Note each line that includes the word "pressure". Copy those lines.
Begin
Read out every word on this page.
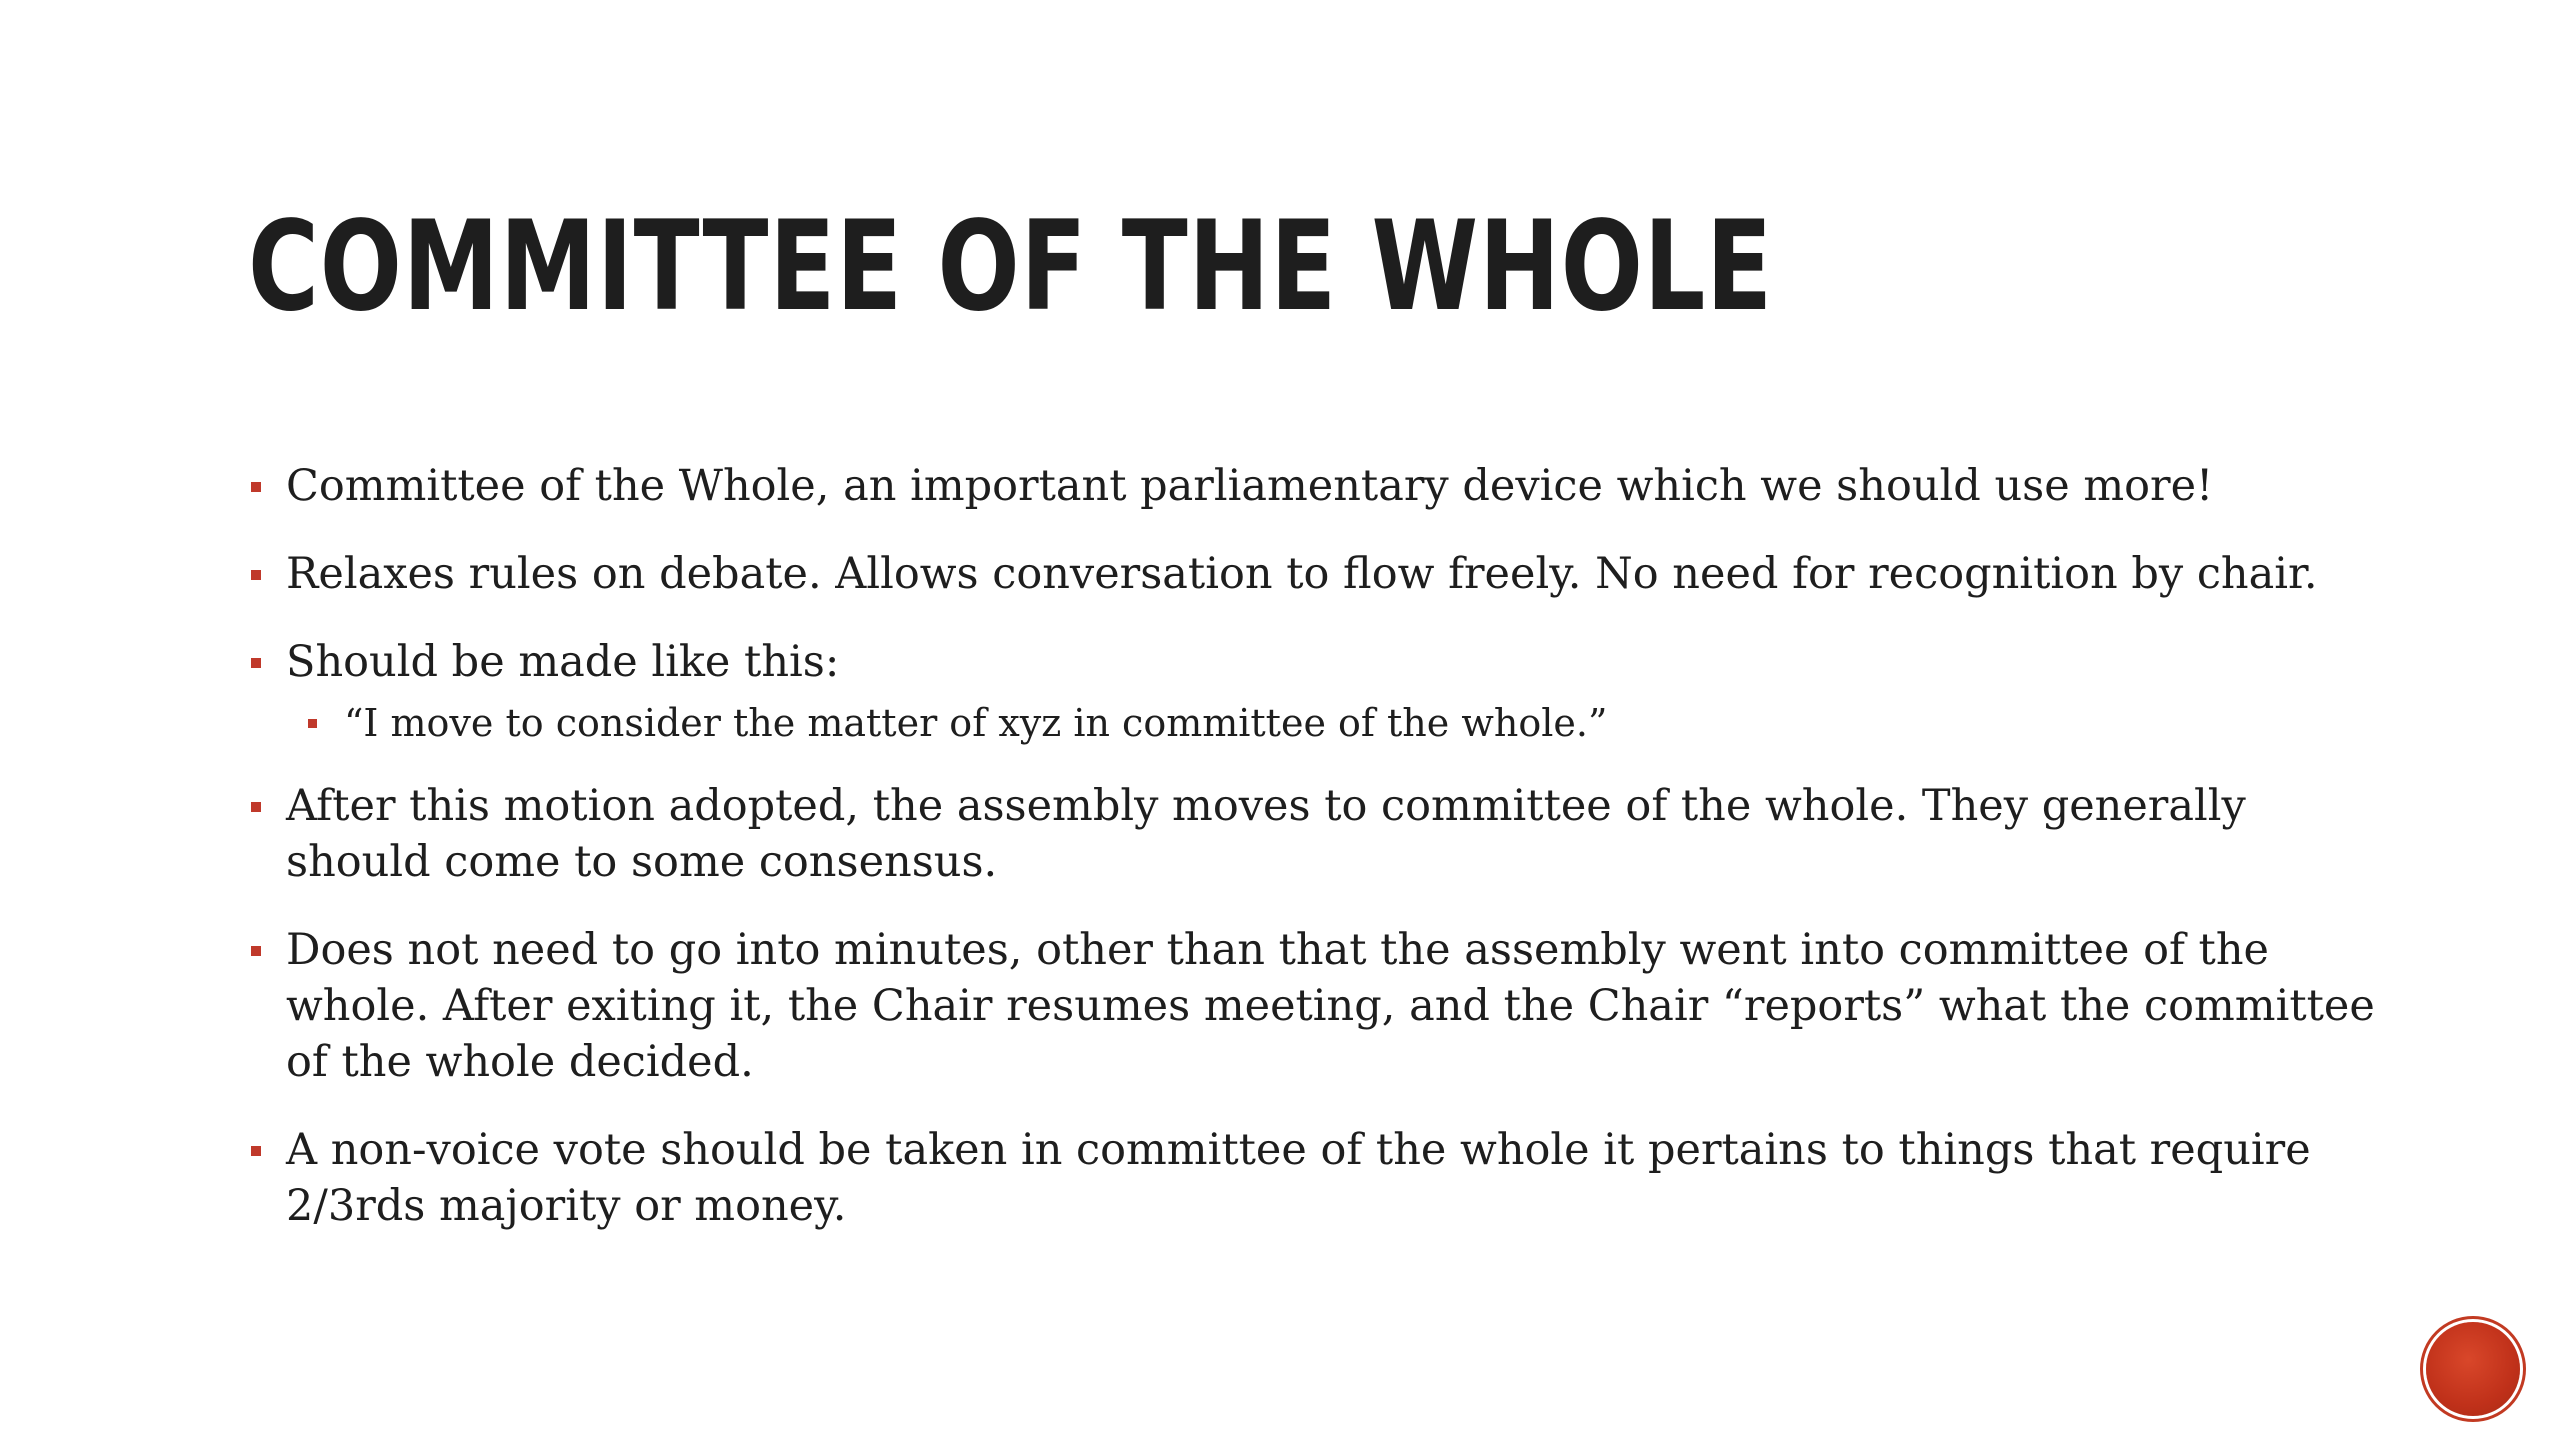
COMMITTEE OF THE WHOLE
Committee of the Whole, an important parliamentary device which we should use more!
Relaxes rules on debate. Allows conversation to flow freely. No need for recognition by chair.
Should be made like this:
“I move to consider the matter of xyz in committee of the whole.”
After this motion adopted, the assembly moves to committee of the whole. They generally should come to some consensus.
Does not need to go into minutes, other than that the assembly went into committee of the whole. After exiting it, the Chair resumes meeting, and the Chair “reports” what the committee of the whole decided.
A non-voice vote should be taken in committee of the whole it pertains to things that require 2/3rds majority or money.
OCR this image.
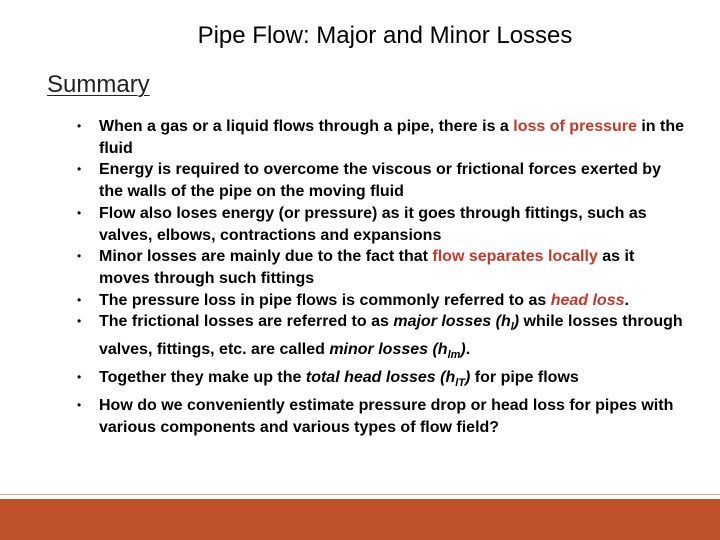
Pipe Flow: Major and Minor Losses
Summary
• When a gas or a liquid flows through a pipe, there is a loss of pressure in the fluid
• Energy is required to overcome the viscous or frictional forces exerted by the walls of the pipe on the moving fluid
• Flow also loses energy (or pressure) as it goes through fittings, such as valves, elbows, contractions and expansions
• Minor losses are mainly due to the fact that flow separates locally as it moves through such fittings
• The pressure loss in pipe flows is commonly referred to as head loss.
• The frictional losses are referred to as major losses $(h_l)$ while losses through valves, fittings, etc. are called minor losses $(h_{lm})$.
• Together they make up the total head losses $(h_{lT})$ for pipe flows
• How do we conveniently estimate pressure drop or head loss for pipes with various components and various types of flow field?
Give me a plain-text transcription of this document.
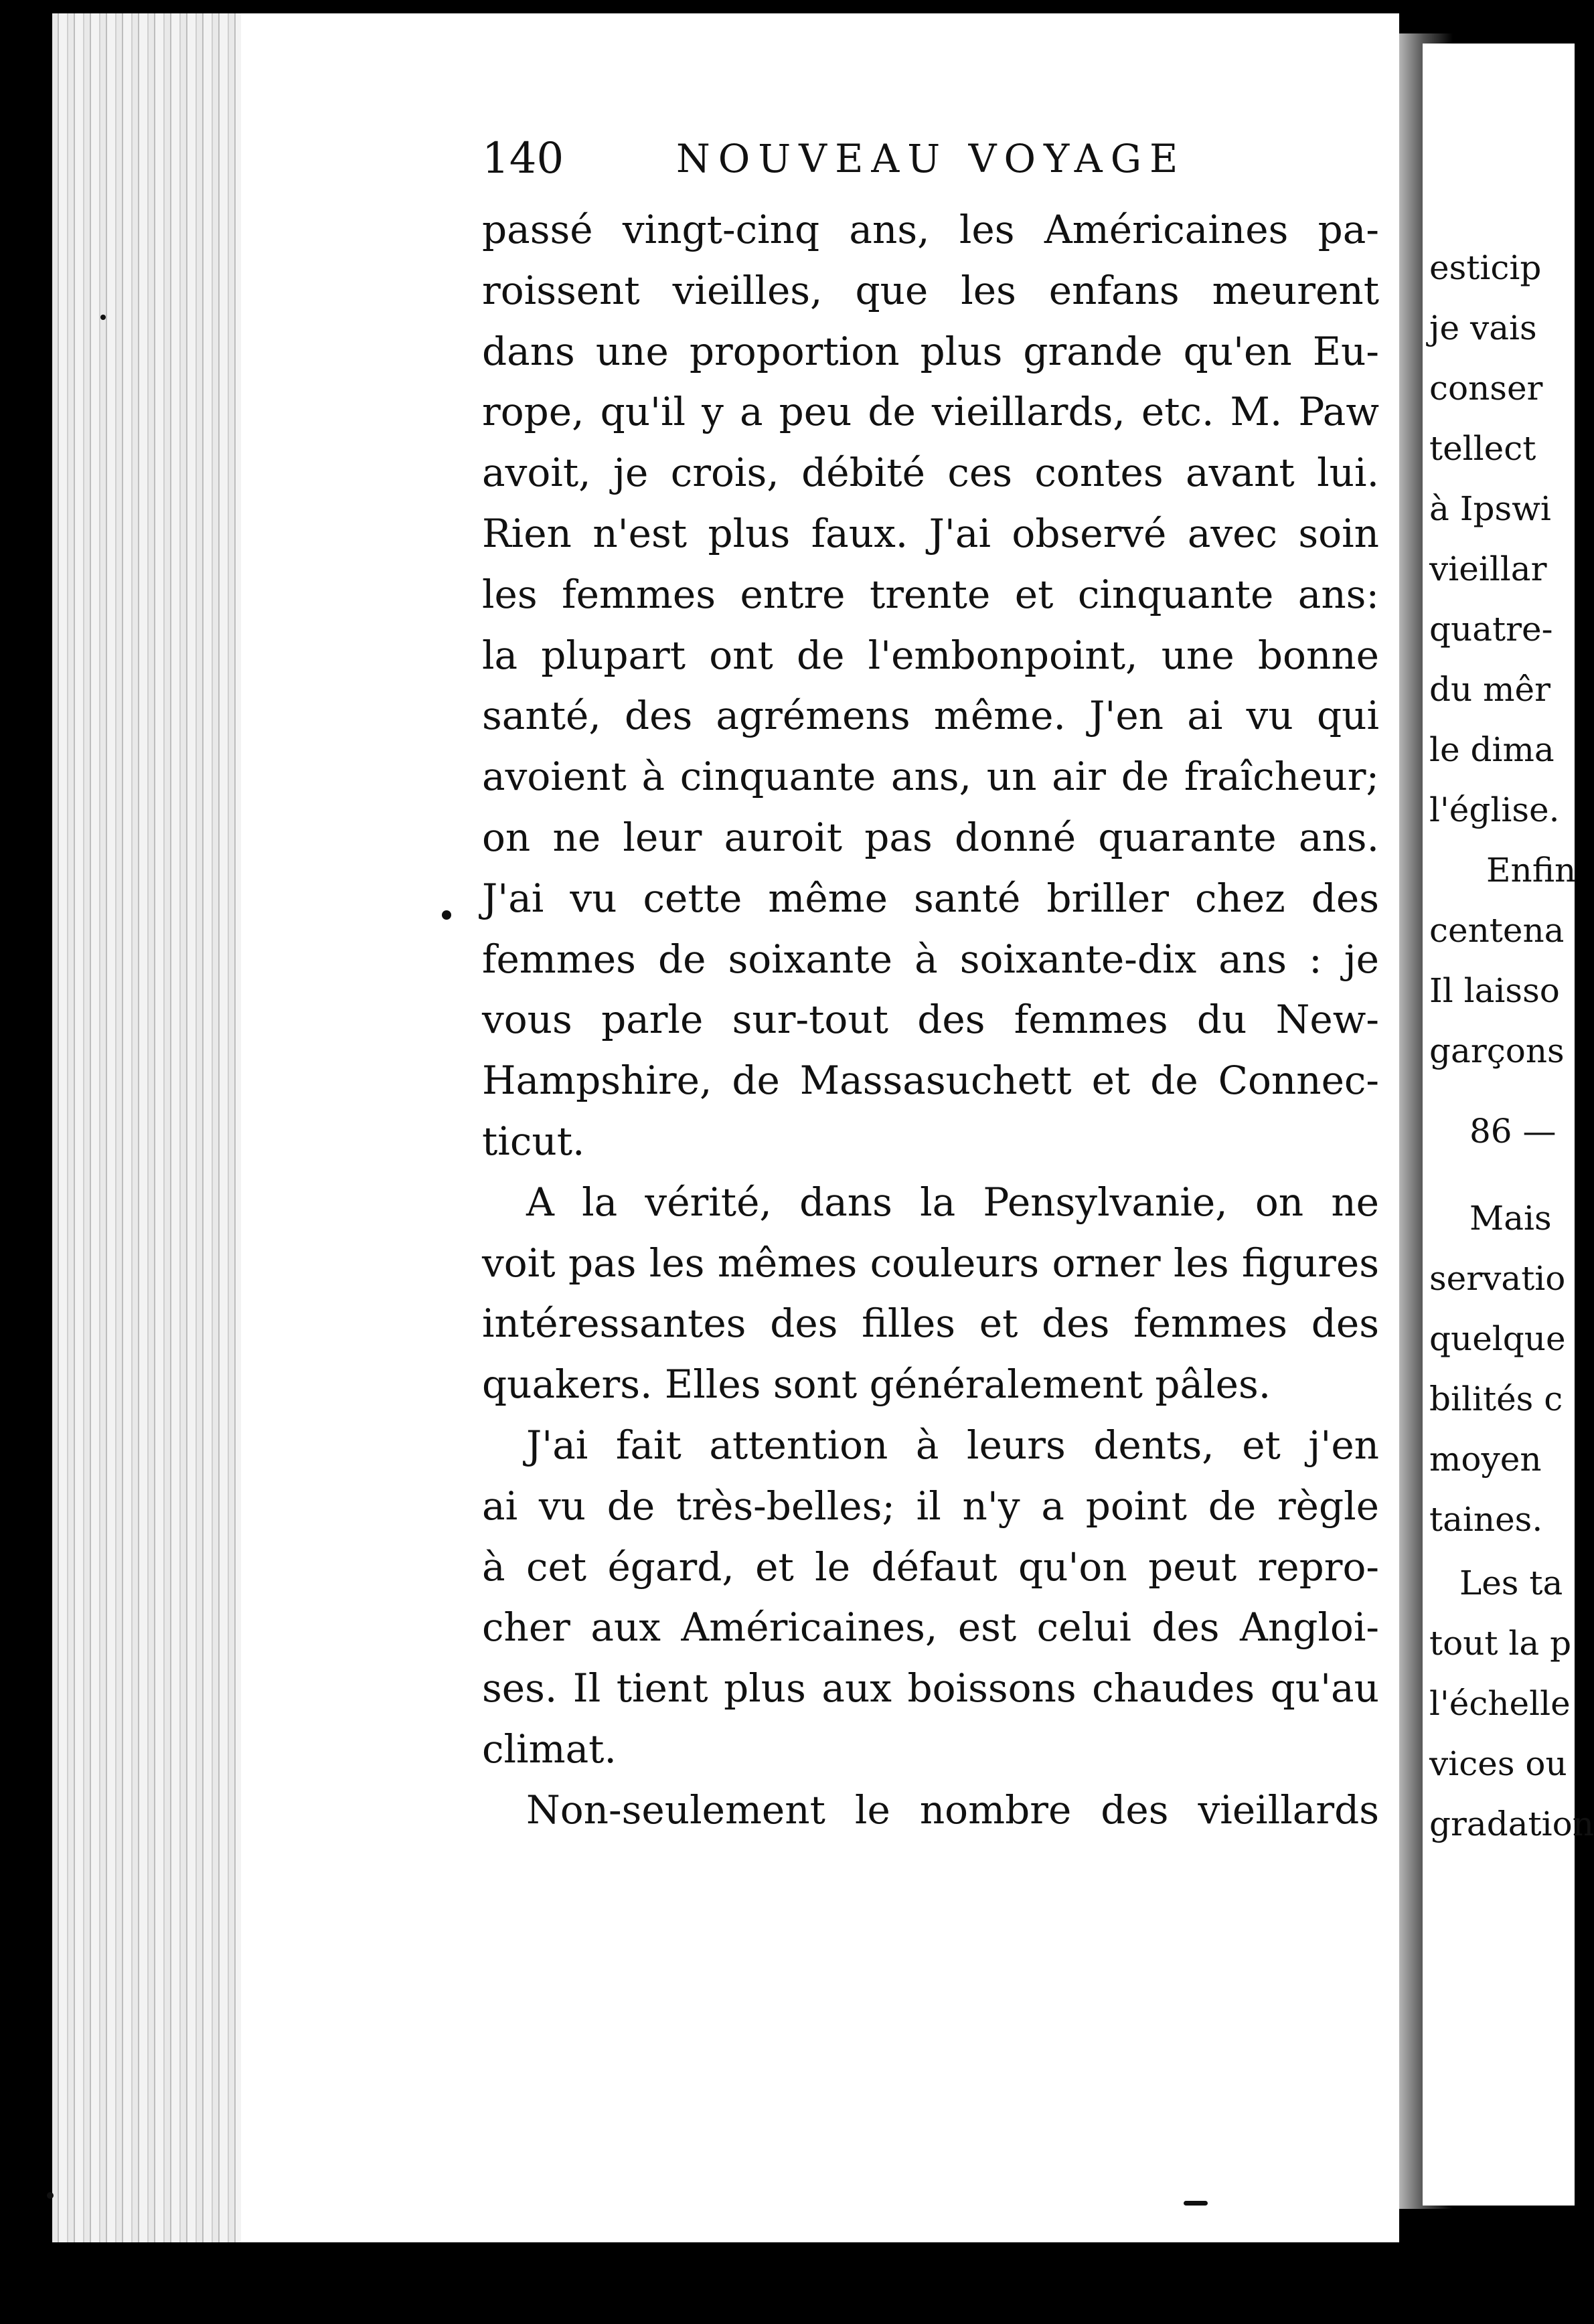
esticip
je vais
conser
tellect
à Ipswi
vieillar
quatre-
du mêr
le dima
l'église.
Enfin
centena
Il laisso
garçons
86 —
Mais
servatio
quelque
bilités c
moyen
taines.
Les ta
tout la p
l'échelle
vices ou
gradation
140	NOUVEAU VOYAGE
passé vingt-cinq ans, les Américaines pa-
roissent vieilles, que les enfans meurent
dans une proportion plus grande qu'en Eu-
rope, qu'il y a peu de vieillards, etc. M. Paw
avoit, je crois, débité ces contes avant lui.
Rien n'est plus faux. J'ai observé avec soin
les femmes entre trente et cinquante ans:
la plupart ont de l'embonpoint, une bonne
santé, des agrémens même. J'en ai vu qui
avoient à cinquante ans, un air de fraîcheur;
on ne leur auroit pas donné quarante ans.
J'ai vu cette même santé briller chez des
femmes de soixante à soixante-dix ans : je
vous parle sur-tout des femmes du New-
Hampshire, de Massasuchett et de Connec-
ticut.
A la vérité, dans la Pensylvanie, on ne
voit pas les mêmes couleurs orner les figures
intéressantes des filles et des femmes des
quakers. Elles sont généralement pâles.
J'ai fait attention à leurs dents, et j'en
ai vu de très-belles; il n'y a point de règle
à cet égard, et le défaut qu'on peut repro-
cher aux Américaines, est celui des Angloi-
ses. Il tient plus aux boissons chaudes qu'au
climat.
Non-seulement le nombre des vieillards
End
### Solved exercise
• When a gas or a liquid flows through a pipe, there is a loss of pressure in the fluid
• Flow also loses energy (or pressure) as it goes through fittings, such as valves, elbows, contractions and expansions
• The pressure loss in pipe flows is commonly referred to as head loss.
• How do we conveniently estimate pressure drop or head loss for pipes with various components and various types of flow field?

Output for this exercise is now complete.